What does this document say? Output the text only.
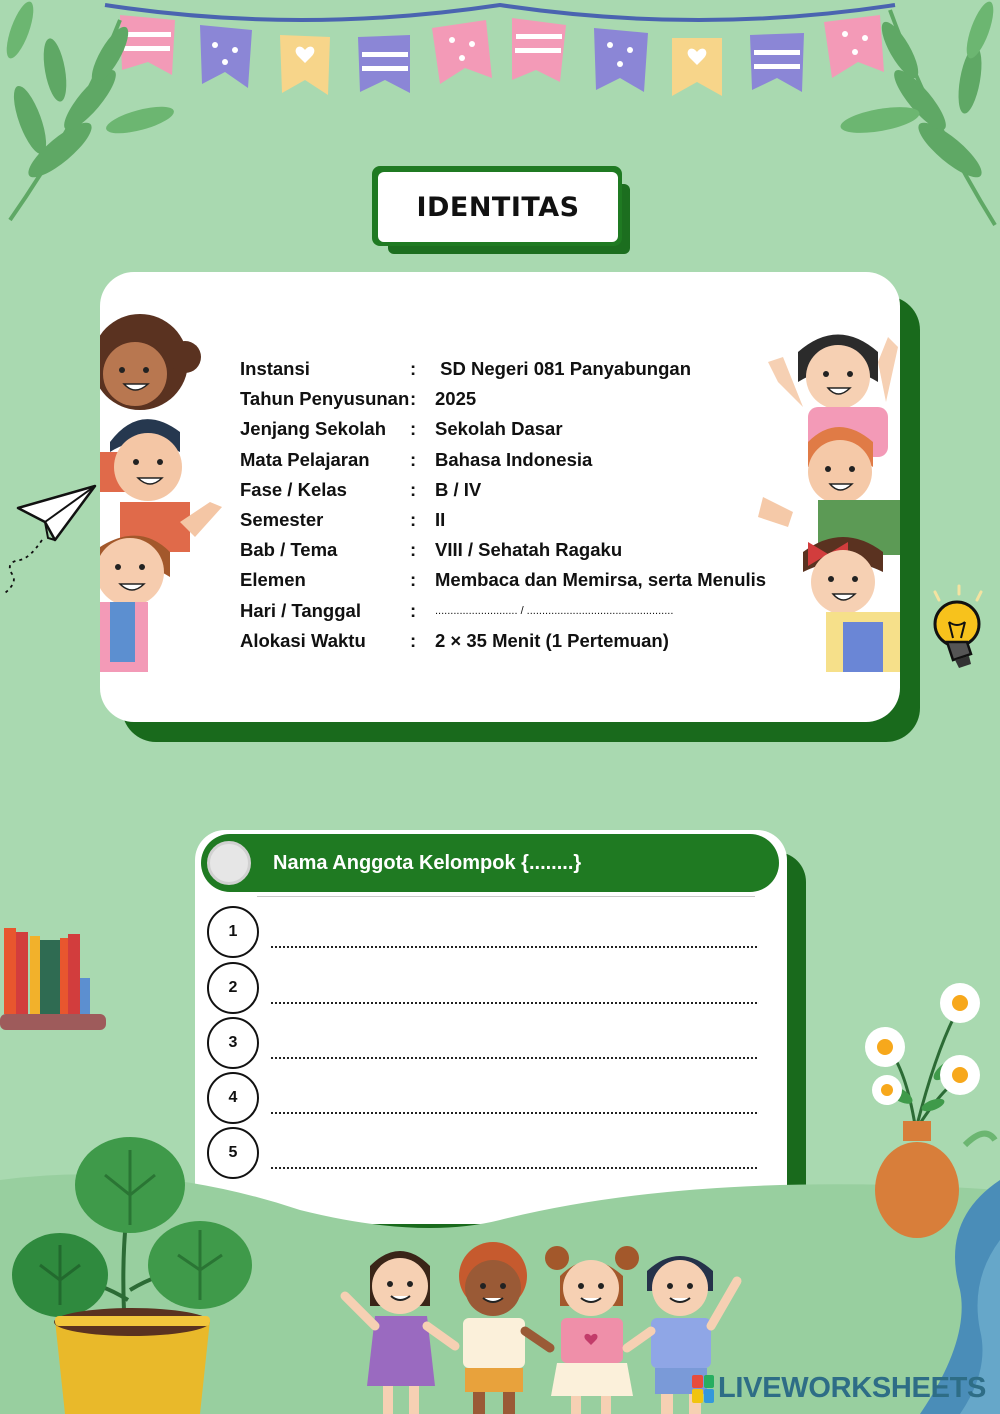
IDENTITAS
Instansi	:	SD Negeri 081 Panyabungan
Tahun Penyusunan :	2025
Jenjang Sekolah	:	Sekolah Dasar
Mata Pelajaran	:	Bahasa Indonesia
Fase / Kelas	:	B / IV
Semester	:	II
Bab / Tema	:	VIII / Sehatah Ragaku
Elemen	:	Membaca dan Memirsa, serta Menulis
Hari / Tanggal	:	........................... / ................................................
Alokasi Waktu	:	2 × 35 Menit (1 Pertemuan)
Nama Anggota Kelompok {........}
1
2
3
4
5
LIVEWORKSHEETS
———
Aim of the exercise: Leave out the pictures and reproduce the rest of the listing exactly.

Task result:
What does this document say? Output the text only.
IDENTITAS
Instansi	:	SD Negeri 081 Panyabungan
Tahun Penyusunan :	2025
Jenjang Sekolah	:	Sekolah Dasar
Mata Pelajaran	:	Bahasa Indonesia
Fase / Kelas	:	B / IV
Semester	:	II
Bab / Tema	:	VIII / Sehatah Ragaku
Elemen	:	Membaca dan Memirsa, serta Menulis
Hari / Tanggal	:	........................... / ................................................
Alokasi Waktu	:	2 × 35 Menit (1 Pertemuan)
Nama Anggota Kelompok {........}
1
2
3
4
5
LIVEWORKSHEETS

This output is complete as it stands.